→ **Short problem**
Where a line holds the word "Январь", copy that line.

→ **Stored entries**
[start]
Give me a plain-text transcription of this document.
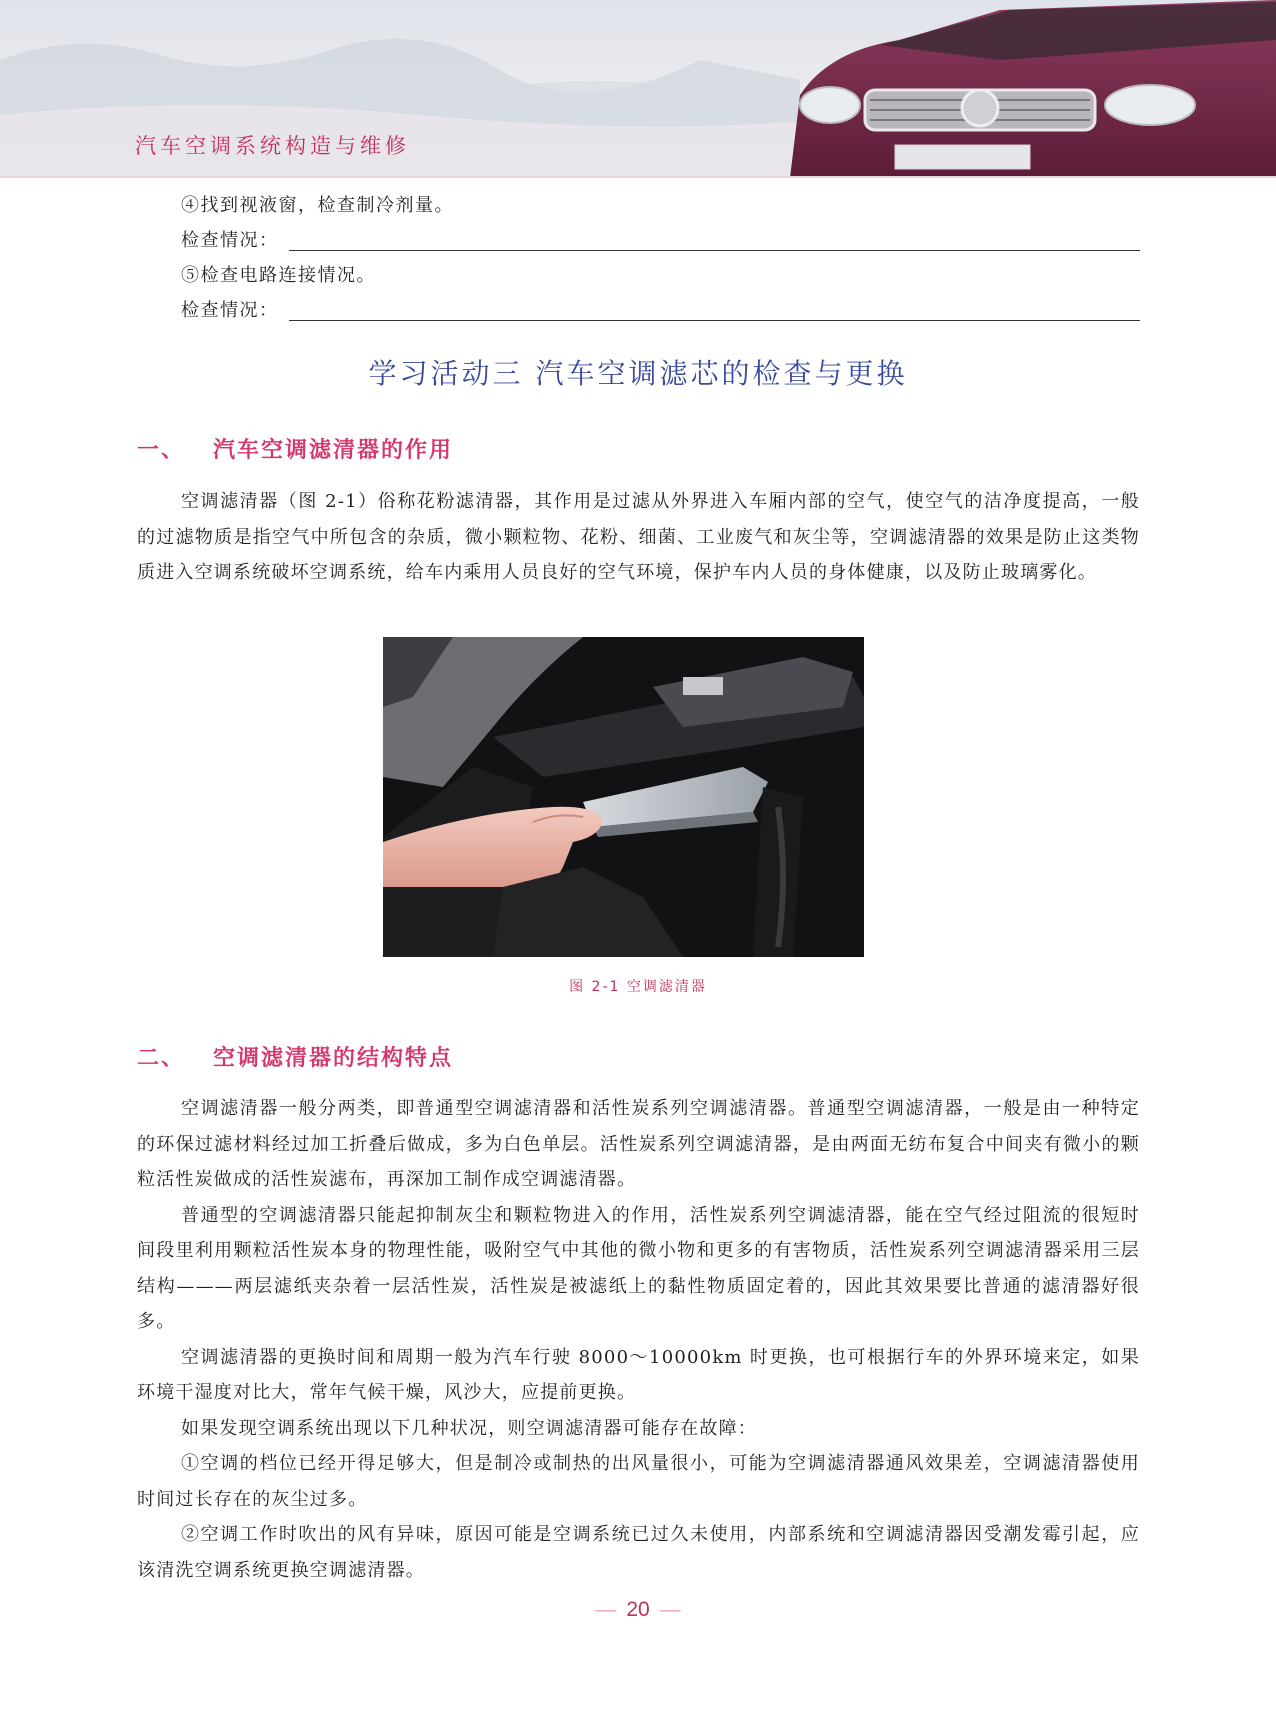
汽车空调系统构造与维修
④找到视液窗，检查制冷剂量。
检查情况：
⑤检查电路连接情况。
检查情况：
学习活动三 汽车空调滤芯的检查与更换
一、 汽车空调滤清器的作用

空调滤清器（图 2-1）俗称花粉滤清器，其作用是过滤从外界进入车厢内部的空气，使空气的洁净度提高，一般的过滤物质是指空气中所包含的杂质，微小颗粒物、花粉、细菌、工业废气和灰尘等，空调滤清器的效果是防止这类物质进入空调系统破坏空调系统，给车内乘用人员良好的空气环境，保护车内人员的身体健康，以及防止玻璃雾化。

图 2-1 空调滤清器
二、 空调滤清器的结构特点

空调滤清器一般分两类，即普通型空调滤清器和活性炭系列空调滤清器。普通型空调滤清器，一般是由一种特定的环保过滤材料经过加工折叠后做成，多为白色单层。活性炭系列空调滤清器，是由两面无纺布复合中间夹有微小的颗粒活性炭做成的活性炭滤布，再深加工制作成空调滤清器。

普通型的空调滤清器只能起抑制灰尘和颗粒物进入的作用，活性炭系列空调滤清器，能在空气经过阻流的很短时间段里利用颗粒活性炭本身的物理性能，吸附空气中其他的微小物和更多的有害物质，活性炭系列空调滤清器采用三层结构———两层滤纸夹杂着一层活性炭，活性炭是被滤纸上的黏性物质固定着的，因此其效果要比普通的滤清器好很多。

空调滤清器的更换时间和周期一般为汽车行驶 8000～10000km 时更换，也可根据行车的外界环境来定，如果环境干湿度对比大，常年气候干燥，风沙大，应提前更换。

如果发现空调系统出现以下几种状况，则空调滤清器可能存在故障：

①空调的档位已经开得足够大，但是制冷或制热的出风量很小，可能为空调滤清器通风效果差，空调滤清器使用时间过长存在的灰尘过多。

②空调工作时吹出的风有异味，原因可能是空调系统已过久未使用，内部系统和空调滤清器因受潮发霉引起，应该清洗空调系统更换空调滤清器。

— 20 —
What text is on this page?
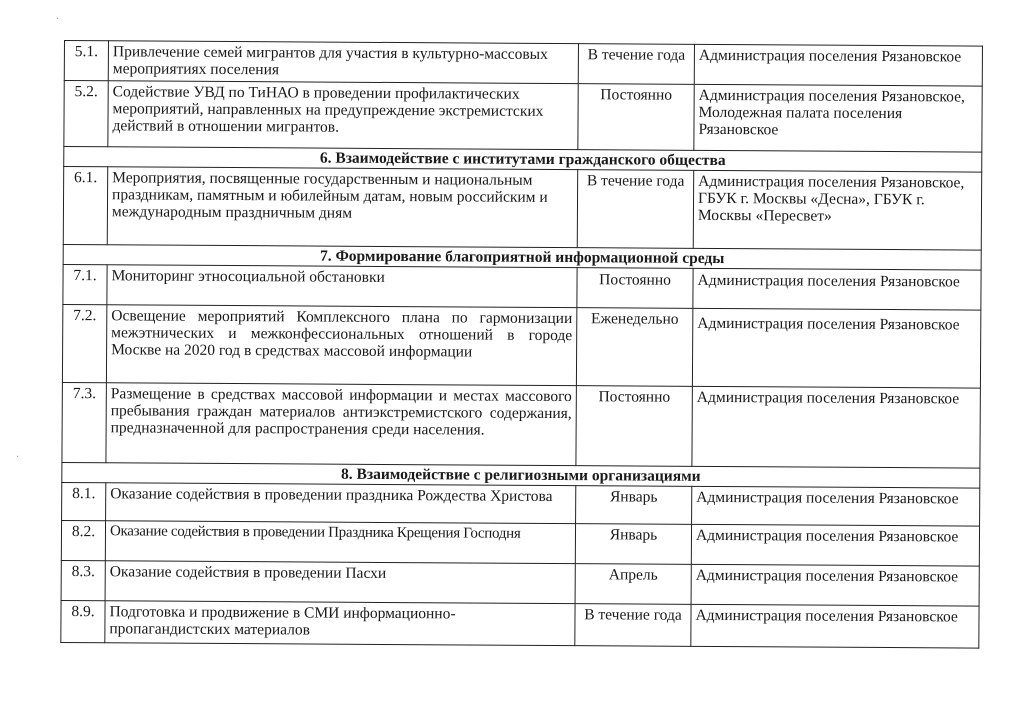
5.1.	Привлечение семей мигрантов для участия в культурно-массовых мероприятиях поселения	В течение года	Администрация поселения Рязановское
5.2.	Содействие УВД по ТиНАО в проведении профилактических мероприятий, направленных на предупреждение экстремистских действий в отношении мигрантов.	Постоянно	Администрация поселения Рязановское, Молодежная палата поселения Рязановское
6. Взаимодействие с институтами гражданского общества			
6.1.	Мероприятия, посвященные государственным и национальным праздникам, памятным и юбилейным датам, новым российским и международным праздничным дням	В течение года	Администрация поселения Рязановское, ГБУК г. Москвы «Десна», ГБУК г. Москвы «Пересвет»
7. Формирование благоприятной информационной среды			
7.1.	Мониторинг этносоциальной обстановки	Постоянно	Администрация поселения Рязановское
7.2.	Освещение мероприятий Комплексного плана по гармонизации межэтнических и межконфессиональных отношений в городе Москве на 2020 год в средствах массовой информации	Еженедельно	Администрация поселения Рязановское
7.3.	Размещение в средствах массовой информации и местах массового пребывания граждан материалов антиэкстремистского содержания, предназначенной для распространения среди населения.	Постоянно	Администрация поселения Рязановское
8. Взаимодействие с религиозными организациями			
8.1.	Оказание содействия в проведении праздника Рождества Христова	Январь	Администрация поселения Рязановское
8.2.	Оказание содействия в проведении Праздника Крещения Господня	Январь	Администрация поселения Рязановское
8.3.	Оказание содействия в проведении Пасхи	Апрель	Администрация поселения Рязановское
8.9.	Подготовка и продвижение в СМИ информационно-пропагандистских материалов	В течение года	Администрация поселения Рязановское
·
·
[end]
[start]
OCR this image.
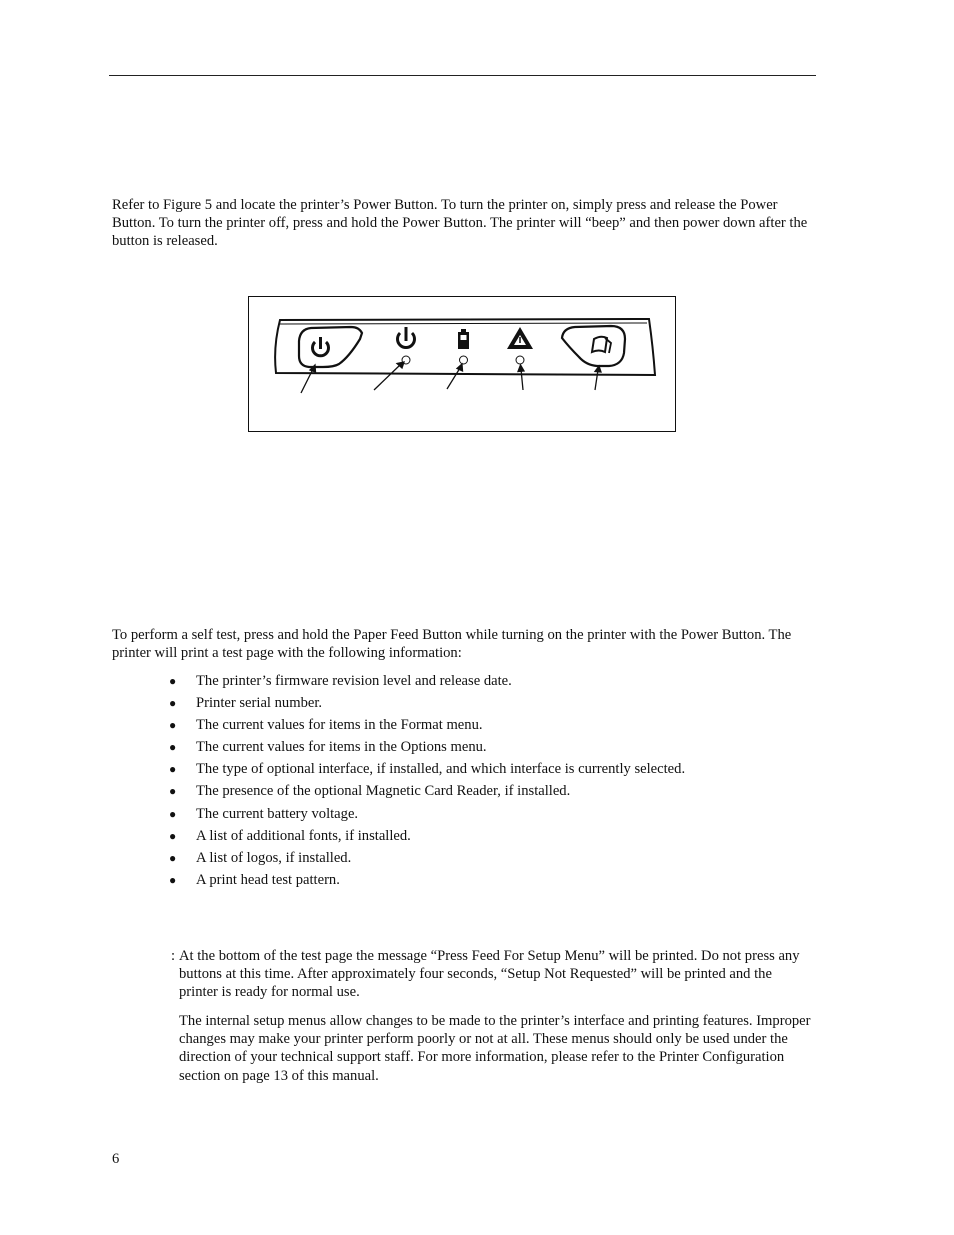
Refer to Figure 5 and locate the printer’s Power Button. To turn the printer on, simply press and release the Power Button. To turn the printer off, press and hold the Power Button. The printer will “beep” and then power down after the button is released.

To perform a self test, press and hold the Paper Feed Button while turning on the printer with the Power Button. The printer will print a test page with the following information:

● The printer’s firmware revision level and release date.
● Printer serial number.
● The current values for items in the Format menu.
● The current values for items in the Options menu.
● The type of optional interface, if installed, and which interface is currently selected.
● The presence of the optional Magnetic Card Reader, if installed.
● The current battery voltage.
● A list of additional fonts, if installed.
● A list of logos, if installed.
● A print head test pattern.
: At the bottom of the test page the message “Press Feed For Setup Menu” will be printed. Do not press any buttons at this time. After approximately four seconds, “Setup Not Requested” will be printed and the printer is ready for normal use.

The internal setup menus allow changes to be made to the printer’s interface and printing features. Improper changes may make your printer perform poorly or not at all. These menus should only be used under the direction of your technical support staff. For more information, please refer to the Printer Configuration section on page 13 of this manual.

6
[end]
→ **Solution to this task**
8.1.	Оказание содействия в проведении праздника Рождества Христова	Январь	Администрация поселения Рязановское
8.2.	Оказание содействия в проведении Праздника Крещения Господня	Январь	Администрация поселения Рязановское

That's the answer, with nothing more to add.